▸ **DO THIS**: Only a number is wanted: how many lines in these records contain the word "вземания"?

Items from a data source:
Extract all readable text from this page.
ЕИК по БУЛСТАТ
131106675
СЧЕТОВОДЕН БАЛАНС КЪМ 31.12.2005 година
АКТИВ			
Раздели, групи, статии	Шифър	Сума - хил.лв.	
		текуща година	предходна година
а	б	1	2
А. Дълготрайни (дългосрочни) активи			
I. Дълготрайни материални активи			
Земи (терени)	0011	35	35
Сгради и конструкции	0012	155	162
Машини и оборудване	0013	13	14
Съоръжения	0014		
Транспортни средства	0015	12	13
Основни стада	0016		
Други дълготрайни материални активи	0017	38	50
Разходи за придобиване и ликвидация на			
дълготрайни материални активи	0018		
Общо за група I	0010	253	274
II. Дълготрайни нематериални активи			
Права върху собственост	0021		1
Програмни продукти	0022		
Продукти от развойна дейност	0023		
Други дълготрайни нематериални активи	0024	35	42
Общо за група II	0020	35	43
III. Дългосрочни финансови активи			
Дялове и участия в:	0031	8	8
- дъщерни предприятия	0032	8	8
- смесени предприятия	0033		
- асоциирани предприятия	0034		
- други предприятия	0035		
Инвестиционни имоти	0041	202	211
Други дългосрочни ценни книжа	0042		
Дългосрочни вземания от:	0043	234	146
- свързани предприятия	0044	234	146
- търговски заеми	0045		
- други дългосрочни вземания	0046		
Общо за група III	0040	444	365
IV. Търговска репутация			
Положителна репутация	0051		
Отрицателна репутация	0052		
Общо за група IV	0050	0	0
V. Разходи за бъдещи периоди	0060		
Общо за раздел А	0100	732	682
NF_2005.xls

▸ **TASK RESPONSE**: 2